──────── Exercise material

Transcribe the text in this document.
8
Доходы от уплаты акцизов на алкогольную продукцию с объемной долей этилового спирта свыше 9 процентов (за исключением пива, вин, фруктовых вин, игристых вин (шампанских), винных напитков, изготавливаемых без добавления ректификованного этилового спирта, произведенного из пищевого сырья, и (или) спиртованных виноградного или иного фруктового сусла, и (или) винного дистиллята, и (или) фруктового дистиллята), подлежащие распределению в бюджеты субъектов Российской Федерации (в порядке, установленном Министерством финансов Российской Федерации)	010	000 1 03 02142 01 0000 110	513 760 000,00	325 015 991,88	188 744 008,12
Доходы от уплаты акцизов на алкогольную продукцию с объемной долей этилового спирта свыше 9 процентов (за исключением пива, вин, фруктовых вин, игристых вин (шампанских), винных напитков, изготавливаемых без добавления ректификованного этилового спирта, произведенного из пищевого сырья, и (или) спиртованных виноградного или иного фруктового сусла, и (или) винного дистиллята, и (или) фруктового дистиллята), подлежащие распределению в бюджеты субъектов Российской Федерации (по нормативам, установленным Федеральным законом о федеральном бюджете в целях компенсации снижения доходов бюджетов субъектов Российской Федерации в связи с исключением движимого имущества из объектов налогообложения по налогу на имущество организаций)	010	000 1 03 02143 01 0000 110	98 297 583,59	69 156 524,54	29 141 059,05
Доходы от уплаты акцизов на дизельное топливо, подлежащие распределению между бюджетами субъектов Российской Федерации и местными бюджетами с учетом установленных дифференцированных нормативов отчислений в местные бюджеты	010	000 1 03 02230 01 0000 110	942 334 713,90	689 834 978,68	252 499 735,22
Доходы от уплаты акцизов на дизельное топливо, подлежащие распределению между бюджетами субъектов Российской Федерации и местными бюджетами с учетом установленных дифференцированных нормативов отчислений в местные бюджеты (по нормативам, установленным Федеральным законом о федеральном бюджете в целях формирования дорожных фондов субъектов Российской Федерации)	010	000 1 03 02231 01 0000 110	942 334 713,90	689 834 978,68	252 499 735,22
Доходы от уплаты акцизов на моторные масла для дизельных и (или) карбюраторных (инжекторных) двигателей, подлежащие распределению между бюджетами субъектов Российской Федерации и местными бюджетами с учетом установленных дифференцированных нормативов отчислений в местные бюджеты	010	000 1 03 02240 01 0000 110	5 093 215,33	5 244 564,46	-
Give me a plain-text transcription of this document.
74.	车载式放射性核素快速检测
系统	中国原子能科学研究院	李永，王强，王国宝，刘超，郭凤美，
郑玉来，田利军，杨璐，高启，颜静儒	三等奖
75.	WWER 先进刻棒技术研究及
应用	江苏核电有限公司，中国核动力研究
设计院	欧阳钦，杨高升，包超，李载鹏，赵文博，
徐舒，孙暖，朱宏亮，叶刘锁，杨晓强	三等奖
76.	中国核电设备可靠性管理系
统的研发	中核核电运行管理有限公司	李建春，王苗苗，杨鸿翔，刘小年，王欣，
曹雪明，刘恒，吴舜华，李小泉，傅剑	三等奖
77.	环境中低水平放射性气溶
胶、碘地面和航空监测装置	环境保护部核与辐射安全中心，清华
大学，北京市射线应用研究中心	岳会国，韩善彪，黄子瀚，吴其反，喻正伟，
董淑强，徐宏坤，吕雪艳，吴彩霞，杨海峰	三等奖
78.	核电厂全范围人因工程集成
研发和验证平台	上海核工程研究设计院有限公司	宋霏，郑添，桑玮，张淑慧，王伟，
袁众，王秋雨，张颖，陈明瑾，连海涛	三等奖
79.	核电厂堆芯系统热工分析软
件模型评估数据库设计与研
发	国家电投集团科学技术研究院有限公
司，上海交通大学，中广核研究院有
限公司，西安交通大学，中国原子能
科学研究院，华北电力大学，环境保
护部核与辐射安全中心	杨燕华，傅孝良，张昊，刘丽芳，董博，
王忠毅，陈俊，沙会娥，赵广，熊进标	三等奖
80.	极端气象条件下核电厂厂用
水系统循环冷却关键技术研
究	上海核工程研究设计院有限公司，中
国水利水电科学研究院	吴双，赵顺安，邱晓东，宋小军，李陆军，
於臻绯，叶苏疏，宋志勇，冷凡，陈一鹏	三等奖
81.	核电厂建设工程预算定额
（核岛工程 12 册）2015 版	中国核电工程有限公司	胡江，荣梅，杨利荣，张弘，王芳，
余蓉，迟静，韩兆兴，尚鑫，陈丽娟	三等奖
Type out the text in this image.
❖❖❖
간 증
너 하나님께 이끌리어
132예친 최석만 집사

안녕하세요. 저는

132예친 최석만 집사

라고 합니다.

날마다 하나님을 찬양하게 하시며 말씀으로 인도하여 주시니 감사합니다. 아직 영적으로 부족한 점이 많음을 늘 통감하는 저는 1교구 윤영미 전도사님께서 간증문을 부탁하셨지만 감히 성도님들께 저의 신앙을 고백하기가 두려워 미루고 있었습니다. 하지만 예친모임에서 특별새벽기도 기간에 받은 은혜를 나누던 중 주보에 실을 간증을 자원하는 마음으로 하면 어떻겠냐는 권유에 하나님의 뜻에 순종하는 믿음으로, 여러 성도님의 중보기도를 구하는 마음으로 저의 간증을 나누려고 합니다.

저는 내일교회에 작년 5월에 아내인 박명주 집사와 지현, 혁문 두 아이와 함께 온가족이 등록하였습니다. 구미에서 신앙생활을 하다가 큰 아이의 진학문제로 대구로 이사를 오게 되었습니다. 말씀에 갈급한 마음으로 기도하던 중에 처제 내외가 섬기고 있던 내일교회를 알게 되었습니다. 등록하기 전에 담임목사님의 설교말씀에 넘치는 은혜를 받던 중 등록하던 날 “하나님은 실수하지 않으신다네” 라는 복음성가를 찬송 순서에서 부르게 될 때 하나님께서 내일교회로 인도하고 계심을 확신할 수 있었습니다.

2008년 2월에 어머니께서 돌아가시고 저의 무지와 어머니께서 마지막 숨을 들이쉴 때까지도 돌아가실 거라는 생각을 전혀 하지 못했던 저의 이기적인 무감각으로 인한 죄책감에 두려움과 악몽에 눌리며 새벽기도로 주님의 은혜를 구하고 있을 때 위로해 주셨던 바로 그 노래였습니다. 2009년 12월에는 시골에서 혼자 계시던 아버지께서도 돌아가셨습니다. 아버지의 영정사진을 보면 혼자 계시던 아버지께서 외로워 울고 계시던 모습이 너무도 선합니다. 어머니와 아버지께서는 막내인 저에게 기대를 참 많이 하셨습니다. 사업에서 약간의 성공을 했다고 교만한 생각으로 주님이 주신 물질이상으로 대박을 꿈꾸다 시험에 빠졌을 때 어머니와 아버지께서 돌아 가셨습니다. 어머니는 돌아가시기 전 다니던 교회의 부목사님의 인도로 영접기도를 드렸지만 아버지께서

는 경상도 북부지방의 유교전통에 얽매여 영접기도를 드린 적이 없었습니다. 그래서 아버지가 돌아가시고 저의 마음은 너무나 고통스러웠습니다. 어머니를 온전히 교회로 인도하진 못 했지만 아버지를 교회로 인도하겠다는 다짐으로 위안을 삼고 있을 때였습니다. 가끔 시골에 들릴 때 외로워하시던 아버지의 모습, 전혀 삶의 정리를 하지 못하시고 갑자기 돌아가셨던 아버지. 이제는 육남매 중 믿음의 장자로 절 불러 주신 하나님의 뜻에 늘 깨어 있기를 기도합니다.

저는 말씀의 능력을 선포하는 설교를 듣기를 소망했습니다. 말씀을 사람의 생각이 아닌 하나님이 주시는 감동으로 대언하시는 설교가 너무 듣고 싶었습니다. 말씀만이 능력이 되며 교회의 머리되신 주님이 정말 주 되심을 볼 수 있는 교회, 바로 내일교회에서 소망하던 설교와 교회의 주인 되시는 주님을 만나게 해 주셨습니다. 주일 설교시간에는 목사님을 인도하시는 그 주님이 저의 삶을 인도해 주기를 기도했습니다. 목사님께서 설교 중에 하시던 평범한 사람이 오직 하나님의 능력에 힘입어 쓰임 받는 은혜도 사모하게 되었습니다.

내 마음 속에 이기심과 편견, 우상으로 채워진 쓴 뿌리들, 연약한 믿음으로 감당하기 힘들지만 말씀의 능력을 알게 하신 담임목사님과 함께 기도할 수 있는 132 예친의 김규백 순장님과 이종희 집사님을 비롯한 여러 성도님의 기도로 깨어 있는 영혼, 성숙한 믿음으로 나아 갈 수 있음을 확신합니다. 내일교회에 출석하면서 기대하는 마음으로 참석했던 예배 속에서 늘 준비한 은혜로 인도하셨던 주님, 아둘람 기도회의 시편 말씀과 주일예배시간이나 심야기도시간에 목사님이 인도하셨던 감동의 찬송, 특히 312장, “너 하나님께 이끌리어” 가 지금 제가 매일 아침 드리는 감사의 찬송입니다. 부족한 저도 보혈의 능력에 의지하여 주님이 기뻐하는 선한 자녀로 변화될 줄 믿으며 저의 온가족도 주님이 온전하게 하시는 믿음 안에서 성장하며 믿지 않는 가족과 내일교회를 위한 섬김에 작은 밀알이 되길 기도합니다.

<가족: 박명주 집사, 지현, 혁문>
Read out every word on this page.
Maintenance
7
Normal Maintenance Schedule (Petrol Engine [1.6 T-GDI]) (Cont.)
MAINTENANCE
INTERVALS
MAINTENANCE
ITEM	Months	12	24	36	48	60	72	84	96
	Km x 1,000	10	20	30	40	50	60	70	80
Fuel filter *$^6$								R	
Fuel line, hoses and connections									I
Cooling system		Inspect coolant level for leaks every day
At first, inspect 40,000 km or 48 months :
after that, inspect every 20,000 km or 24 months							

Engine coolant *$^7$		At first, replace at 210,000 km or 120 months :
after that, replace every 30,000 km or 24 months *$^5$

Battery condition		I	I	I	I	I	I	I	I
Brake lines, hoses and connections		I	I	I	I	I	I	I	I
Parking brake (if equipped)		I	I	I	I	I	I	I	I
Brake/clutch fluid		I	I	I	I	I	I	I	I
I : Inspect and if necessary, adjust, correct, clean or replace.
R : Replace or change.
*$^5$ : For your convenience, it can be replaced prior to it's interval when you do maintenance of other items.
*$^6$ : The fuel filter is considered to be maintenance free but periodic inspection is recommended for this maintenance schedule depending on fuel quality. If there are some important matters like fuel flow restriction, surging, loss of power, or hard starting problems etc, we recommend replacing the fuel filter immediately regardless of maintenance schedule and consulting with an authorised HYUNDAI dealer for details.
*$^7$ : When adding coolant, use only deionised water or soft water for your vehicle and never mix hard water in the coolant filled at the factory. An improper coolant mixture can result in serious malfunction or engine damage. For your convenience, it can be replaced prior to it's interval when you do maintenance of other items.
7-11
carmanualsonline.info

────────────────

Copy all lines above containing the string "дизельное".

**Exercise response**
Доходы от уплаты акцизов на дизельное топливо, подлежащие распределению между бюджетами субъектов Российской Федерации и местными бюджетами с учетом установленных дифференцированных нормативов отчислений в местные бюджеты	010	000 1 03 02230 01 0000 110	942 334 713,90	689 834 978,68	252 499 735,22
Доходы от уплаты акцизов на дизельное топливо, подлежащие распределению между бюджетами субъектов Российской Федерации и местными бюджетами с учетом установленных дифференцированных нормативов отчислений в местные бюджеты (по нормативам, установленным Федеральным законом о федеральном бюджете в целях формирования дорожных фондов субъектов Российской Федерации)	010	000 1 03 02231 01 0000 110	942 334 713,90	689 834 978,68	252 499 735,22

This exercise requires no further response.